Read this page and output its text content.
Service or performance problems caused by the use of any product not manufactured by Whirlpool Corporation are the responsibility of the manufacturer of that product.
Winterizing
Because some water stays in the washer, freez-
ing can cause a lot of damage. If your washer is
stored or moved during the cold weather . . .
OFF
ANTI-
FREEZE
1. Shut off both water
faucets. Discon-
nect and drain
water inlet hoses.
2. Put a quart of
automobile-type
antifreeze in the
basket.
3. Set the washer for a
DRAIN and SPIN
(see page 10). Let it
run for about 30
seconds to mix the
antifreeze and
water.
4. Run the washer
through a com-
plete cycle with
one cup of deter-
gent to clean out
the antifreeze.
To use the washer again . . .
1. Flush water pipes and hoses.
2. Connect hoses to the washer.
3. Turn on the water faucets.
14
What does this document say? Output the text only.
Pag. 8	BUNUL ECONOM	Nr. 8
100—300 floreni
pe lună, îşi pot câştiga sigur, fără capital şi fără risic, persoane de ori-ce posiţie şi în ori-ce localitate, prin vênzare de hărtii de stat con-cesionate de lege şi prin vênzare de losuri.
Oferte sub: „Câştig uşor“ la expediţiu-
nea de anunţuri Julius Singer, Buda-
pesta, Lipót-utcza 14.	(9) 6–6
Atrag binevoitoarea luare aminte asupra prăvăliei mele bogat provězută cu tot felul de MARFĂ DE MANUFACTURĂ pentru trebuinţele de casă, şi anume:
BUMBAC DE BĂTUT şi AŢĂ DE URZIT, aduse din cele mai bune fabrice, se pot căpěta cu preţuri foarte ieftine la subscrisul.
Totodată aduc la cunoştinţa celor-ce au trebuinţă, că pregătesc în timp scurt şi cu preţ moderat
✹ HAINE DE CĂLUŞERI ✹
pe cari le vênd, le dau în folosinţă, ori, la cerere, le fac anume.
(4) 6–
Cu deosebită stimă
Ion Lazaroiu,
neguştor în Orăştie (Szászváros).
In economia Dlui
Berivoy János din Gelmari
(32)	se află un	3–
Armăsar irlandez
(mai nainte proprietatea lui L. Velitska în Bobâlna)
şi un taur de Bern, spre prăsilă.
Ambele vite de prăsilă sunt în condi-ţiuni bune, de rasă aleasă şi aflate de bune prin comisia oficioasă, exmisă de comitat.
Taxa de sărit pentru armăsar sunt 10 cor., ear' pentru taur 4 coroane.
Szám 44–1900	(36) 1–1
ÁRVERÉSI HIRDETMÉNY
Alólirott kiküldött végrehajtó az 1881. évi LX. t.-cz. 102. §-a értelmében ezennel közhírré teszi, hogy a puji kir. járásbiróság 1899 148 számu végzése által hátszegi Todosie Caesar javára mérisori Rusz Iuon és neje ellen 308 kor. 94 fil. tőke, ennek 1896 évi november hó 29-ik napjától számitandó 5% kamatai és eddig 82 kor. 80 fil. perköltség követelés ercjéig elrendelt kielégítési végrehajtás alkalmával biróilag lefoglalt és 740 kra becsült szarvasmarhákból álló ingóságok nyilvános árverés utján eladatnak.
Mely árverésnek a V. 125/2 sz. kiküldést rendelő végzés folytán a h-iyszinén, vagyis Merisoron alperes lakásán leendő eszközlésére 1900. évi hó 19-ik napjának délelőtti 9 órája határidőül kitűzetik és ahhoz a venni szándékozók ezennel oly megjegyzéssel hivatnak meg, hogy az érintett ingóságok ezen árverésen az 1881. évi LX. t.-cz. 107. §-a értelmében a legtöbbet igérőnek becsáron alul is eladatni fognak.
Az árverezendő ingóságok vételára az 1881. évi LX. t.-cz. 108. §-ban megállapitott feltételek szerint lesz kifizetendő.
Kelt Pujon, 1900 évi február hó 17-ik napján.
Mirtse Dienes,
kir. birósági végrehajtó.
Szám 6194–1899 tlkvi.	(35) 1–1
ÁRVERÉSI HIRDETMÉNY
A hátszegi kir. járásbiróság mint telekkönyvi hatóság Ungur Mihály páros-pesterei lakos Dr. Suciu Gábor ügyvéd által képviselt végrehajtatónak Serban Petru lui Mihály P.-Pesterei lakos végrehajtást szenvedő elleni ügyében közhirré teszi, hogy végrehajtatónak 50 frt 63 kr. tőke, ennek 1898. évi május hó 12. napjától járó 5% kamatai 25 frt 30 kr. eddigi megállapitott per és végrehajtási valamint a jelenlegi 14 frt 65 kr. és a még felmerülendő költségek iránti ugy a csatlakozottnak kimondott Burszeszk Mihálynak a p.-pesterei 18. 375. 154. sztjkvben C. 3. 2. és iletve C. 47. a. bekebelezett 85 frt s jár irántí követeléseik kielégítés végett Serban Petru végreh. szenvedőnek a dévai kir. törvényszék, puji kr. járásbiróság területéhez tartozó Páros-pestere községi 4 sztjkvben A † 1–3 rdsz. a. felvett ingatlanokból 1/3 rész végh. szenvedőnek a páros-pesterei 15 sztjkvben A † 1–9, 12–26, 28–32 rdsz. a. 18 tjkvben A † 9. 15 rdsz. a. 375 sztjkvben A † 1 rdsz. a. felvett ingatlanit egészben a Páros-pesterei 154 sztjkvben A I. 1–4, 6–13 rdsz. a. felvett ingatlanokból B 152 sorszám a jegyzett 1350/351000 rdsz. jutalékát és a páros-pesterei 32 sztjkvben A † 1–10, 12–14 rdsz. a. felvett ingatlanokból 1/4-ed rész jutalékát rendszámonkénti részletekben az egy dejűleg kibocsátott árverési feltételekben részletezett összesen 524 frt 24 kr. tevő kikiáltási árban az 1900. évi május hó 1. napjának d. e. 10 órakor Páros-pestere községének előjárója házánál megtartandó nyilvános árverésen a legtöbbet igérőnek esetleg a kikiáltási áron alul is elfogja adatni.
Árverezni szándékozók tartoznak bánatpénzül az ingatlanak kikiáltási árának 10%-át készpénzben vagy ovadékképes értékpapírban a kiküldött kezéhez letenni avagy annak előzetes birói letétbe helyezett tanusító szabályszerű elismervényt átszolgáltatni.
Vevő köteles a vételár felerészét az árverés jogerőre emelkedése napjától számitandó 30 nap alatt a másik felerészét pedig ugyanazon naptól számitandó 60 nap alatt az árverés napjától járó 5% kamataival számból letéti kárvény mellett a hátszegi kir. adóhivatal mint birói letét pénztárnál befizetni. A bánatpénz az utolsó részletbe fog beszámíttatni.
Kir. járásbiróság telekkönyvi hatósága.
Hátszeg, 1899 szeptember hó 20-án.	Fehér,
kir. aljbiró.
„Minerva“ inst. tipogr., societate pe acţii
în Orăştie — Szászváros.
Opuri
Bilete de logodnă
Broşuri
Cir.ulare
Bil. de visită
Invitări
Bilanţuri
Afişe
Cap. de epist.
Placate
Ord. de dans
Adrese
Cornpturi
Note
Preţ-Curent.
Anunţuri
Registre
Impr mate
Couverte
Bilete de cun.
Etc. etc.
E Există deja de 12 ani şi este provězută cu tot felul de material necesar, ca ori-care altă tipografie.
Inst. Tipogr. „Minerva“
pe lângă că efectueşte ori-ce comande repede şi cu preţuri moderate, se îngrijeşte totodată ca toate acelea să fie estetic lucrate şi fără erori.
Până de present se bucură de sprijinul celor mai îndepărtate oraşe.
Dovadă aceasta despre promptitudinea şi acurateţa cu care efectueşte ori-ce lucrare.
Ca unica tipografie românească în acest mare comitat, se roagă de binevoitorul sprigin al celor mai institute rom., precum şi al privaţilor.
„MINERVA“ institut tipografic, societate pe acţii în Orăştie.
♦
---------------
● **WHAT THE TASK ASKS**
In the material above, show every line where the word "comitat" turns up.

● **ANSWER**
Ambele vite de prăsilă sunt în condi-ţiuni bune, de rasă aleasă şi aflate de bune prin comisia oficioasă, exmisă de comitat.
Ca unica tipografie românească în acest mare comitat, se roagă de binevoitorul sprigin al celor mai institute rom., precum şi al privaţilor.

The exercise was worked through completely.